■ INPUT MATERIAL:
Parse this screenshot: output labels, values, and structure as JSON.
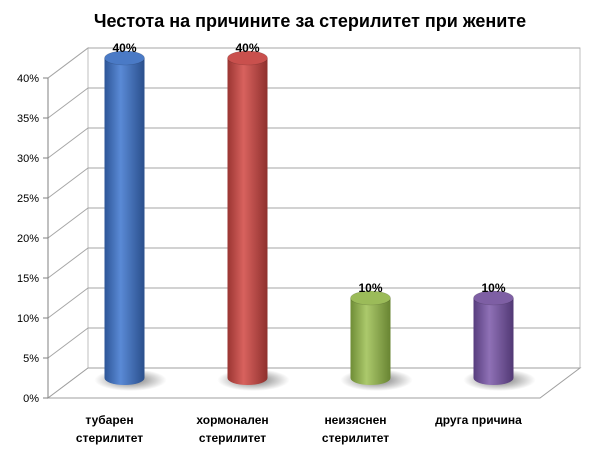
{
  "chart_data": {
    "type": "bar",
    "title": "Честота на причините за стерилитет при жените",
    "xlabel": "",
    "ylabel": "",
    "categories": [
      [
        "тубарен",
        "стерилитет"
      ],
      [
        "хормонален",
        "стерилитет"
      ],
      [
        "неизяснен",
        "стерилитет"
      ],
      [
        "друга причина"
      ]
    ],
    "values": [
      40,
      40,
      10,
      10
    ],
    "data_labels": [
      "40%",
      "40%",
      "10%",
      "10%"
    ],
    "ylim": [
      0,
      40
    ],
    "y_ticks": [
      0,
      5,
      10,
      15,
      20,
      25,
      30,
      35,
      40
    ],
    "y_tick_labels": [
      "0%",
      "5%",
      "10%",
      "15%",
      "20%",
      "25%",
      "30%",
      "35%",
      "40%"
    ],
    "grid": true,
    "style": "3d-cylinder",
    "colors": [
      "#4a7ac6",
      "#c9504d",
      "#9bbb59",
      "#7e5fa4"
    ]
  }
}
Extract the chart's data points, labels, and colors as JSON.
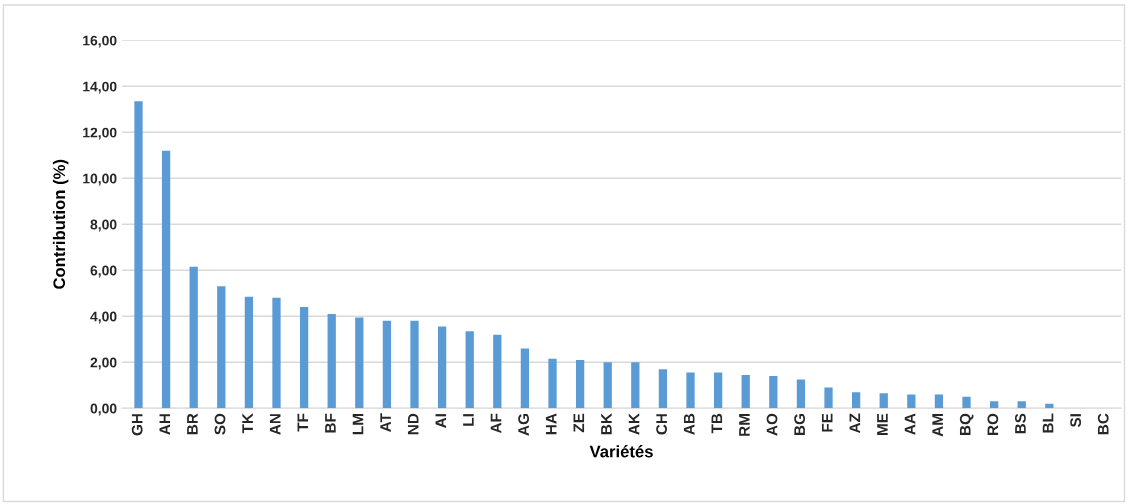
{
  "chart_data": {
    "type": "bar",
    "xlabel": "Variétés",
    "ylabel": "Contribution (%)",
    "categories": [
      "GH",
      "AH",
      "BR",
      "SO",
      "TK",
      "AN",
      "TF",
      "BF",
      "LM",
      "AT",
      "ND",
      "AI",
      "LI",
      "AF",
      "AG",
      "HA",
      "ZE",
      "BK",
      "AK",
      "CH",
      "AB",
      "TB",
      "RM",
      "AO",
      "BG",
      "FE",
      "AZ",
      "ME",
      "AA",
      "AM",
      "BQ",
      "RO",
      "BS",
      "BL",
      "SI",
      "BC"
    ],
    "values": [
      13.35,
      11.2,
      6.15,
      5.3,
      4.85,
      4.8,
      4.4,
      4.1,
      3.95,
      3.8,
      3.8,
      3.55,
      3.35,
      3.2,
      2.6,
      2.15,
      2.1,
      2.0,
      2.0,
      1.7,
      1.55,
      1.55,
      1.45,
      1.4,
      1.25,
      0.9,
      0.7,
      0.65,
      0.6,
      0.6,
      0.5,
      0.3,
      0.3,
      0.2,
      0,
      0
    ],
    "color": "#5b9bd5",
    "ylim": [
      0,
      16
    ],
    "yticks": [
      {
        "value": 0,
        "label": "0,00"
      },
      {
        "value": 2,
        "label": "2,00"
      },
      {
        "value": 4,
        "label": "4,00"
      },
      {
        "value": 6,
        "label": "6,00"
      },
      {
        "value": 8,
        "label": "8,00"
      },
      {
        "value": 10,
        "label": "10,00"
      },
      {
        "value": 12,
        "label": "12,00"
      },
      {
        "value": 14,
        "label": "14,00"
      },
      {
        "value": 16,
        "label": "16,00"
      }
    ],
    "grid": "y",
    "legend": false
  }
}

■ WHAT TO WORK ON: Copy the listing exactly. Any image in it stays out of the copy.

■ TASK SOLUTION:
Parse this screenshot: output labels, values, and structure as JSON.
{
  "chart_data": {
    "type": "bar",
    "title": "Честота на причините за стерилитет при жените",
    "xlabel": "",
    "ylabel": "",
    "categories": [
      [
        "тубарен",
        "стерилитет"
      ],
      [
        "хормонален",
        "стерилитет"
      ],
      [
        "неизяснен",
        "стерилитет"
      ],
      [
        "друга причина"
      ]
    ],
    "values": [
      40,
      40,
      10,
      10
    ],
    "data_labels": [
      "40%",
      "40%",
      "10%",
      "10%"
    ],
    "ylim": [
      0,
      40
    ],
    "y_ticks": [
      0,
      5,
      10,
      15,
      20,
      25,
      30,
      35,
      40
    ],
    "y_tick_labels": [
      "0%",
      "5%",
      "10%",
      "15%",
      "20%",
      "25%",
      "30%",
      "35%",
      "40%"
    ],
    "grid": true,
    "style": "3d-cylinder",
    "colors": [
      "#4a7ac6",
      "#c9504d",
      "#9bbb59",
      "#7e5fa4"
    ]
  }
}
Extract the chart's data points, labels, and colors as JSON.
{
  "chart_data": {
    "type": "bar",
    "xlabel": "Variétés",
    "ylabel": "Contribution (%)",
    "categories": [
      "GH",
      "AH",
      "BR",
      "SO",
      "TK",
      "AN",
      "TF",
      "BF",
      "LM",
      "AT",
      "ND",
      "AI",
      "LI",
      "AF",
      "AG",
      "HA",
      "ZE",
      "BK",
      "AK",
      "CH",
      "AB",
      "TB",
      "RM",
      "AO",
      "BG",
      "FE",
      "AZ",
      "ME",
      "AA",
      "AM",
      "BQ",
      "RO",
      "BS",
      "BL",
      "SI",
      "BC"
    ],
    "values": [
      13.35,
      11.2,
      6.15,
      5.3,
      4.85,
      4.8,
      4.4,
      4.1,
      3.95,
      3.8,
      3.8,
      3.55,
      3.35,
      3.2,
      2.6,
      2.15,
      2.1,
      2.0,
      2.0,
      1.7,
      1.55,
      1.55,
      1.45,
      1.4,
      1.25,
      0.9,
      0.7,
      0.65,
      0.6,
      0.6,
      0.5,
      0.3,
      0.3,
      0.2,
      0,
      0
    ],
    "color": "#5b9bd5",
    "ylim": [
      0,
      16
    ],
    "yticks": [
      {
        "value": 0,
        "label": "0,00"
      },
      {
        "value": 2,
        "label": "2,00"
      },
      {
        "value": 4,
        "label": "4,00"
      },
      {
        "value": 6,
        "label": "6,00"
      },
      {
        "value": 8,
        "label": "8,00"
      },
      {
        "value": 10,
        "label": "10,00"
      },
      {
        "value": 12,
        "label": "12,00"
      },
      {
        "value": 14,
        "label": "14,00"
      },
      {
        "value": 16,
        "label": "16,00"
      }
    ],
    "grid": "y",
    "legend": false
  }
}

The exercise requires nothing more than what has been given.